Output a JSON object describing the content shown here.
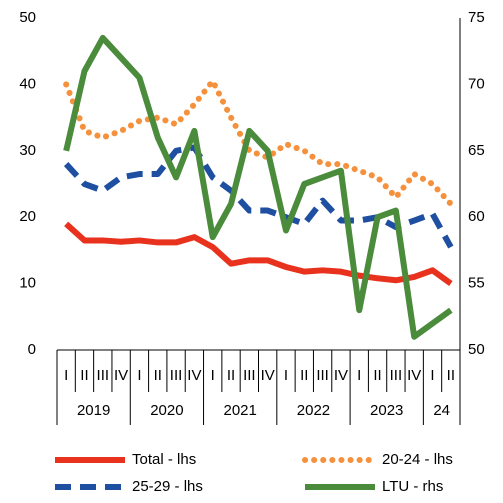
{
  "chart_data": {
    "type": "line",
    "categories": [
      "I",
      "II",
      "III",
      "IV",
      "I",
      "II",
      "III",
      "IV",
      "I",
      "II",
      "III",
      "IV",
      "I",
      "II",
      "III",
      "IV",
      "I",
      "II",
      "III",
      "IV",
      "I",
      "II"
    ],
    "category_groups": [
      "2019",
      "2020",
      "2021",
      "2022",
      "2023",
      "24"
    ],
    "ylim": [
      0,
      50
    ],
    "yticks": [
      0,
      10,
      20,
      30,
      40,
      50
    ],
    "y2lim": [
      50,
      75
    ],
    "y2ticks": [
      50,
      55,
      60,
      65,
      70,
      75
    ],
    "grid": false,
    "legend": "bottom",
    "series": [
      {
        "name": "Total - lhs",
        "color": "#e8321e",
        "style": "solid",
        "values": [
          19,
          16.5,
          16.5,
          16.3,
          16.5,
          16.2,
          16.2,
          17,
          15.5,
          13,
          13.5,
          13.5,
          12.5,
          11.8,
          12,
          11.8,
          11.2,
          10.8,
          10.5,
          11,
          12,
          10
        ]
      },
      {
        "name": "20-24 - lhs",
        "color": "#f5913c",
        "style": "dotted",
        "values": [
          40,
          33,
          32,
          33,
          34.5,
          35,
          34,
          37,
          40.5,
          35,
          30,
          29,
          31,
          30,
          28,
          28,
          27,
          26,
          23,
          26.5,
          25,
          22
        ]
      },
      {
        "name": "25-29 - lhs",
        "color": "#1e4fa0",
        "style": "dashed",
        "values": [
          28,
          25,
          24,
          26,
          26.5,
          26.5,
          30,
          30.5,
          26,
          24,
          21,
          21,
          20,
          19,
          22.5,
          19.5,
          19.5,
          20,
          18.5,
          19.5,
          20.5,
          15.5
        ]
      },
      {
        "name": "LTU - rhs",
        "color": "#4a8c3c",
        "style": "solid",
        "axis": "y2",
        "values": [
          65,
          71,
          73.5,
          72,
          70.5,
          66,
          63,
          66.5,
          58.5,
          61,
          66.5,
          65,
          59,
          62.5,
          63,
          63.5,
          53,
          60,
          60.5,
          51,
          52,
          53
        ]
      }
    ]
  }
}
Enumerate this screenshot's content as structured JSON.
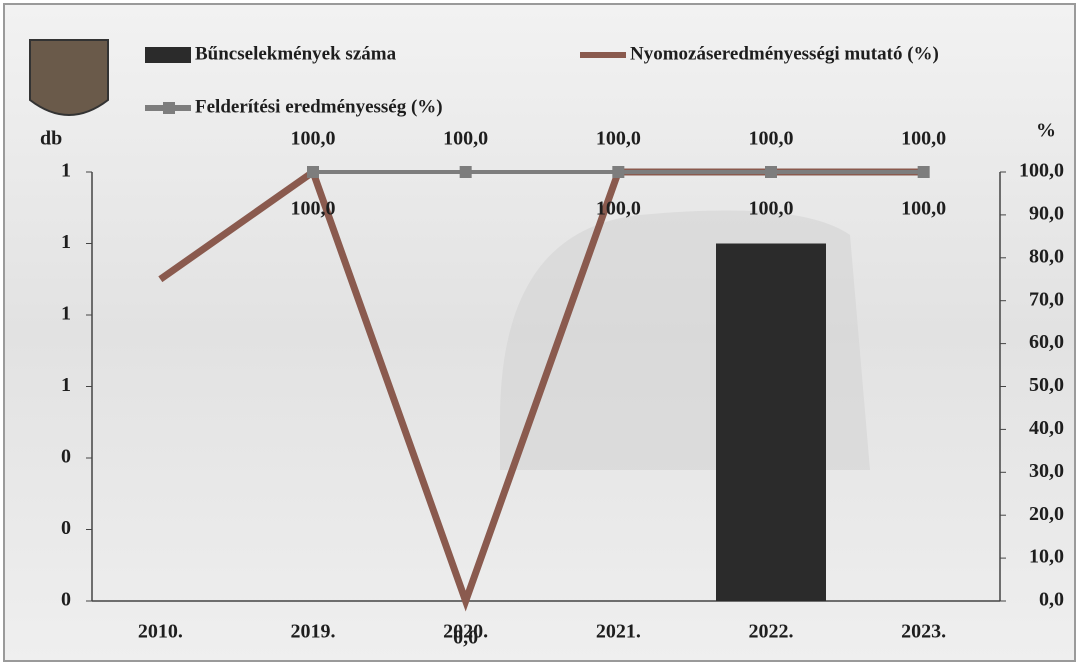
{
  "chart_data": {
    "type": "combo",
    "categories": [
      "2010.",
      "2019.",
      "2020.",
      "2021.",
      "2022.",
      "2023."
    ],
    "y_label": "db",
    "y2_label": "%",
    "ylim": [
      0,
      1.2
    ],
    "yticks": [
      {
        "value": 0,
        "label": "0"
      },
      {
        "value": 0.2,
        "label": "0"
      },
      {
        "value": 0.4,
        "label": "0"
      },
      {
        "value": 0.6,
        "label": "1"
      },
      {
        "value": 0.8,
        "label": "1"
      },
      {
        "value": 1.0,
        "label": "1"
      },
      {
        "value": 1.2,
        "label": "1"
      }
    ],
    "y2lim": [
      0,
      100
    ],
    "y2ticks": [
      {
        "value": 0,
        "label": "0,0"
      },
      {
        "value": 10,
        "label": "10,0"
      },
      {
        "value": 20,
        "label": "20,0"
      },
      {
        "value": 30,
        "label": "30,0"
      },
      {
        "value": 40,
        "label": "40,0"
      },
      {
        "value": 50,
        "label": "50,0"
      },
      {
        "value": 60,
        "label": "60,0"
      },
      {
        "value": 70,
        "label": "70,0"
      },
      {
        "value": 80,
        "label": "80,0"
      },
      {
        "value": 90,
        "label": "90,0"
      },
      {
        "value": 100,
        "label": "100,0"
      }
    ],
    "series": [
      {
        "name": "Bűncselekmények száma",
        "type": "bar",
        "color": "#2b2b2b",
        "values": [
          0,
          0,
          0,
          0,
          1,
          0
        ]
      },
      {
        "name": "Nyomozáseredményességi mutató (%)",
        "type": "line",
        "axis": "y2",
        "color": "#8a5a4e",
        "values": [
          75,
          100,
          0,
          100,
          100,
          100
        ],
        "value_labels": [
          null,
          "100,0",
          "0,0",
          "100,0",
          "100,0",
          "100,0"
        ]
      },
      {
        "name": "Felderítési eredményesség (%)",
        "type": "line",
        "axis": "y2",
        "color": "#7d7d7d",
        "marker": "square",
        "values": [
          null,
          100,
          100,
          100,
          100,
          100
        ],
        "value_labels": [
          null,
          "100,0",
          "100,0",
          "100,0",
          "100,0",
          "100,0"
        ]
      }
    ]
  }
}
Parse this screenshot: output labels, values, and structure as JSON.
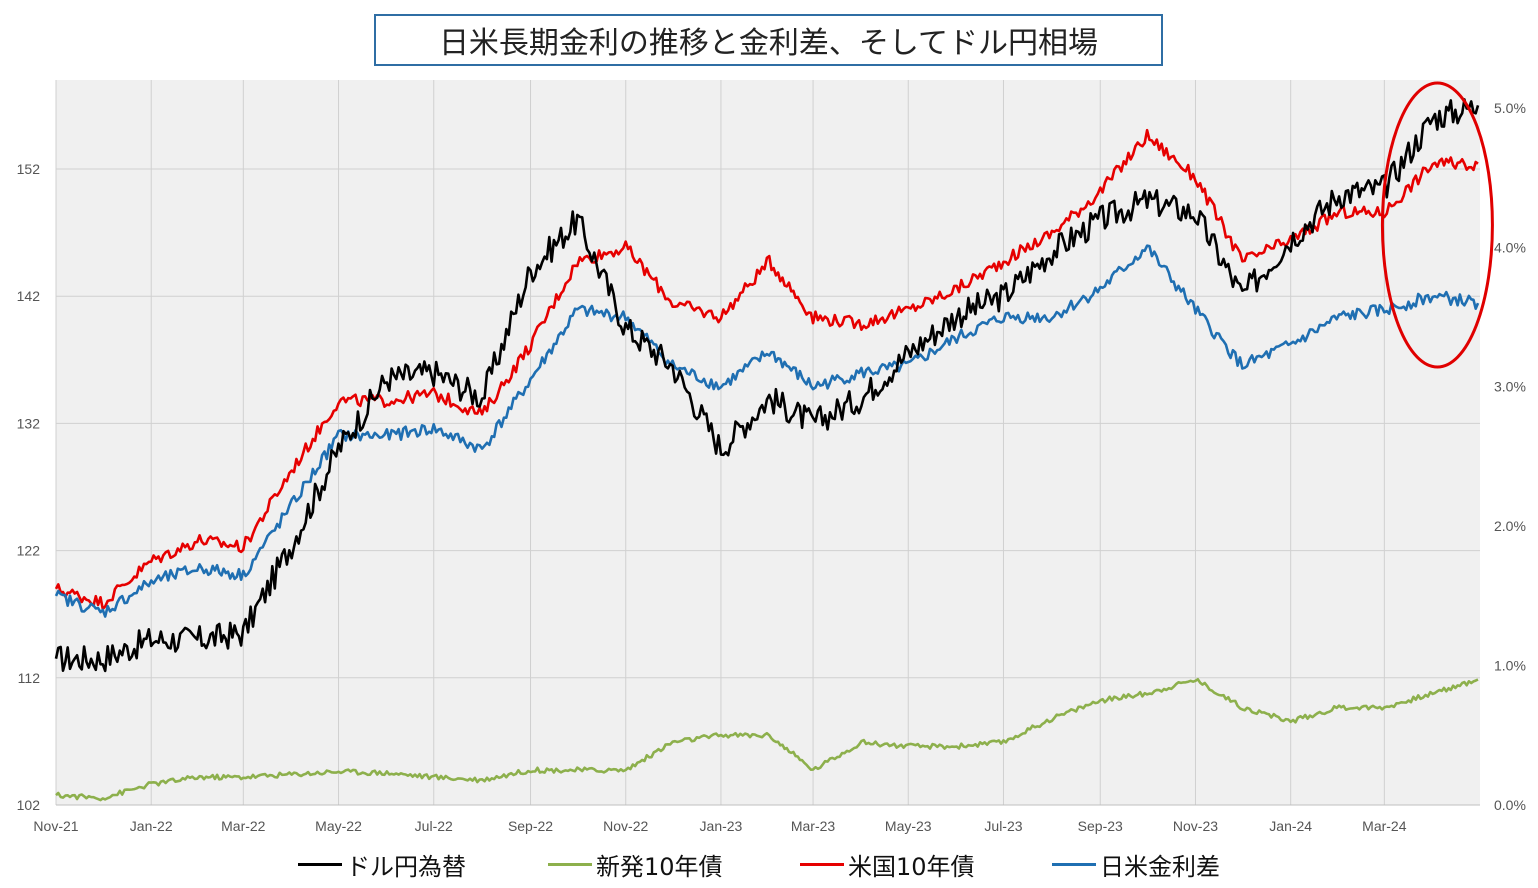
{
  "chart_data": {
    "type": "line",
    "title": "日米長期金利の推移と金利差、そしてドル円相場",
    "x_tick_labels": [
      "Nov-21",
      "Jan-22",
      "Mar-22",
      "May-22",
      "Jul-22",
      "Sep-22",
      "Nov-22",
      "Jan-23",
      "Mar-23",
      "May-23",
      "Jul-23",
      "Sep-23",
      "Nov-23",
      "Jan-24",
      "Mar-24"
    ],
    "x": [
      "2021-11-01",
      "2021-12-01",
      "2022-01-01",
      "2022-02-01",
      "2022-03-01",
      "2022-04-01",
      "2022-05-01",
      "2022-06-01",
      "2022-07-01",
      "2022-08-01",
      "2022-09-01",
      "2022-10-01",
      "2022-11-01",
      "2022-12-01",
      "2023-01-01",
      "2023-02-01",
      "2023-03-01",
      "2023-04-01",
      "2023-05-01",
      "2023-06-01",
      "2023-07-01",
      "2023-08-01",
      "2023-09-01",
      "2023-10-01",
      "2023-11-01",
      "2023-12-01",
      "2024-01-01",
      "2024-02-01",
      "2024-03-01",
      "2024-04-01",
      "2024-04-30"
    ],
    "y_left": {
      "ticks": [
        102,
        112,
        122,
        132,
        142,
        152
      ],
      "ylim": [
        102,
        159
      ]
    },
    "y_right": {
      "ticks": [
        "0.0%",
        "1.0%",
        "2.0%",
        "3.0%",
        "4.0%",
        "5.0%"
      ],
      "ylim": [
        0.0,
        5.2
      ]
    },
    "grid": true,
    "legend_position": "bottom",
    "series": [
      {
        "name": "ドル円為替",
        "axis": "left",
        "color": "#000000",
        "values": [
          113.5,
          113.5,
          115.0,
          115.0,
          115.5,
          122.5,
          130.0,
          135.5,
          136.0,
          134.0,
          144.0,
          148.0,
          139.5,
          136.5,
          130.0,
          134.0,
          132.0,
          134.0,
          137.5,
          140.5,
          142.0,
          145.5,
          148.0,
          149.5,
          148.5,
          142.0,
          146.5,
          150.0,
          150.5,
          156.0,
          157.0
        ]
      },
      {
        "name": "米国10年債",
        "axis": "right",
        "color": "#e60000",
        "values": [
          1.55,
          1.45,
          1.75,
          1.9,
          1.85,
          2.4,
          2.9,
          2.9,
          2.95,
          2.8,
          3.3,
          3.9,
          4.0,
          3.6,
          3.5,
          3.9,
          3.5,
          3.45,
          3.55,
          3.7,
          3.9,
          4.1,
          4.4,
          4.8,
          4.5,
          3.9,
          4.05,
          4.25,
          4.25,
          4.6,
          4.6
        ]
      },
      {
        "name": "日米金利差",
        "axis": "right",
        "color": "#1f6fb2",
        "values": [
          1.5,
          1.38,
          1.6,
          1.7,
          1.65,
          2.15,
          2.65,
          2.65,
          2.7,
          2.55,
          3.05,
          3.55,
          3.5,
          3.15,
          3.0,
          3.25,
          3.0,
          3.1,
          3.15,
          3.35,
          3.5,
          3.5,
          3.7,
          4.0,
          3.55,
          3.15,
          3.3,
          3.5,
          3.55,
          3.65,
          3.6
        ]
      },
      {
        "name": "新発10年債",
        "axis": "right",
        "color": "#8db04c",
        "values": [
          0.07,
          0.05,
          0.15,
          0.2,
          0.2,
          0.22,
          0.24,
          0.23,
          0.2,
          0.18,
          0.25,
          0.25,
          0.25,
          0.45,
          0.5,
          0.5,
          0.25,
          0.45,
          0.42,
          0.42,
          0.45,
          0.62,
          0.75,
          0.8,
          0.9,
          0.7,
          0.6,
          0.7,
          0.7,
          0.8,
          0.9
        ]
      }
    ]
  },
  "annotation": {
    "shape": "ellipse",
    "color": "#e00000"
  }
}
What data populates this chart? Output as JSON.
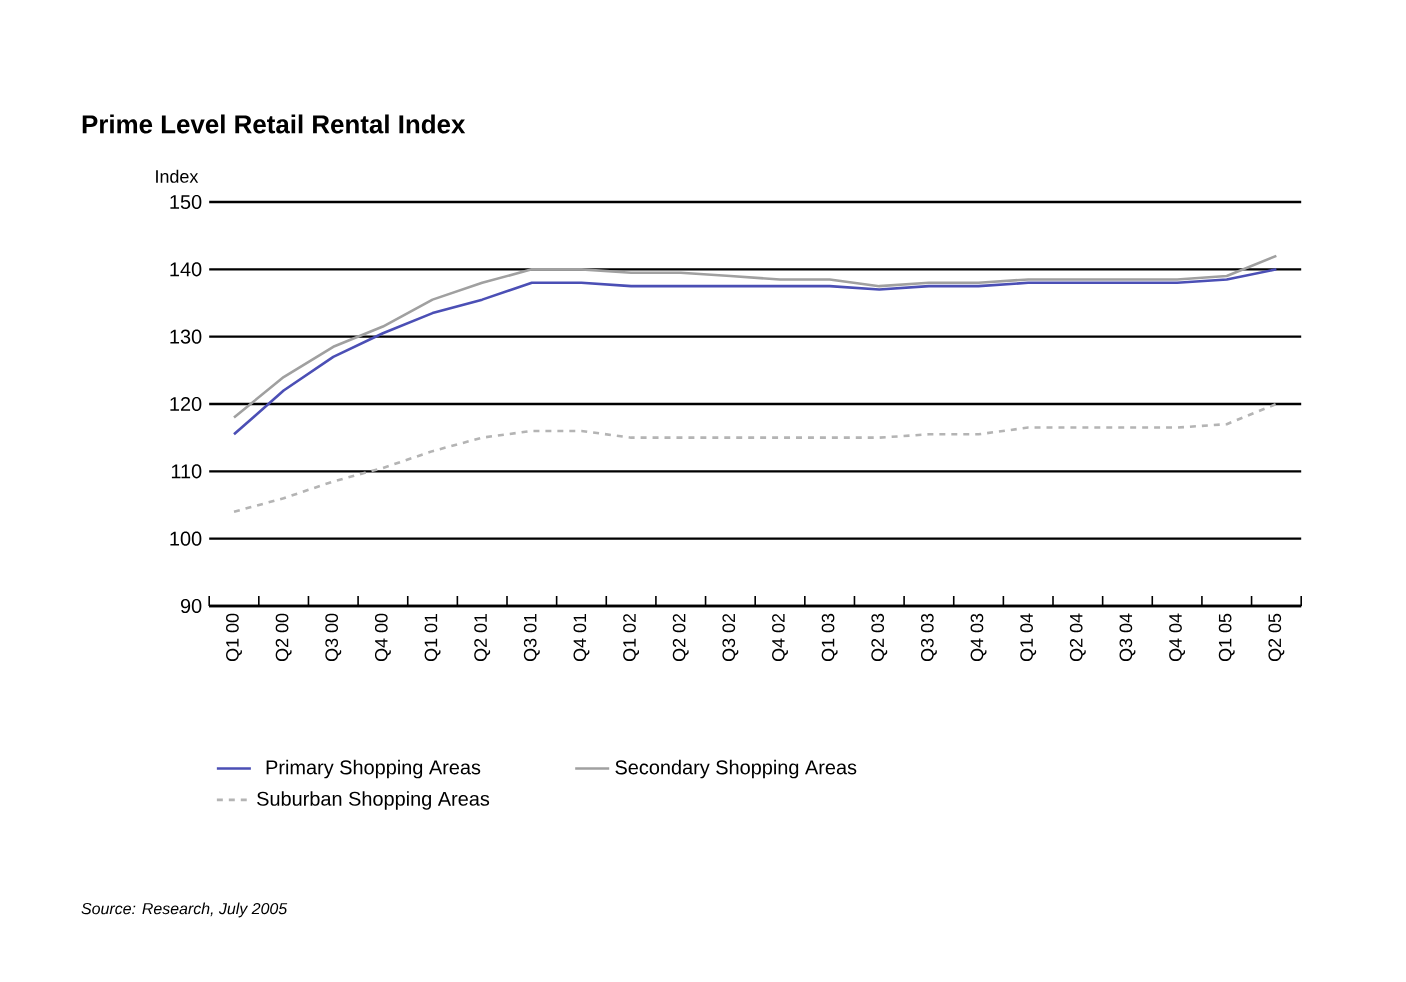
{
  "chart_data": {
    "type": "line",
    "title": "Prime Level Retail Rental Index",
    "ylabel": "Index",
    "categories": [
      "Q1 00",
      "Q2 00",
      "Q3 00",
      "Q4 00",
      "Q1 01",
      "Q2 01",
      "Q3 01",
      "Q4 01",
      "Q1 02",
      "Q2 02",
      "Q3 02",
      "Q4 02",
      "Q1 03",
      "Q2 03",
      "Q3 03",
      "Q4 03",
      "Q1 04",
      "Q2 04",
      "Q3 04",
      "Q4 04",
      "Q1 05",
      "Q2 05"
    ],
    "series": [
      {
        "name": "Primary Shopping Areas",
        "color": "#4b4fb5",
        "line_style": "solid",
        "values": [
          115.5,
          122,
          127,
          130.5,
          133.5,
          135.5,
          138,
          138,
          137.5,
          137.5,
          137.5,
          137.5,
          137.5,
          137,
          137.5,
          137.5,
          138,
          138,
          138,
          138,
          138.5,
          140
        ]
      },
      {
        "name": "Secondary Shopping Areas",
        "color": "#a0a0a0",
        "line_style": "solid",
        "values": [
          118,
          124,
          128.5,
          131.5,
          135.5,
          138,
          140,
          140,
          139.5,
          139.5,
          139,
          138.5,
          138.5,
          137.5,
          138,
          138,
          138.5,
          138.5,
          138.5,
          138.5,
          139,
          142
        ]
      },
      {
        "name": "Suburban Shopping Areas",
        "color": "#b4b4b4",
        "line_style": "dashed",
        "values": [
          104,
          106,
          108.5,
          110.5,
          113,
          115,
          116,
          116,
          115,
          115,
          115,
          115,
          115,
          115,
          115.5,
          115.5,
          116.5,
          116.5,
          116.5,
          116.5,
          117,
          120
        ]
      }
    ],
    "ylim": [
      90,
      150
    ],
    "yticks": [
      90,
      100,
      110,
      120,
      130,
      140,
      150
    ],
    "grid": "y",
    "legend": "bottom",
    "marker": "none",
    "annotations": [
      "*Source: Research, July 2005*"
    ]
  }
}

• Objective: Identify each line in the entries with the word "Areas" and copy it.

• Result:
        "name": "Primary Shopping Areas",
        "name": "Secondary Shopping Areas",
        "name": "Suburban Shopping Areas",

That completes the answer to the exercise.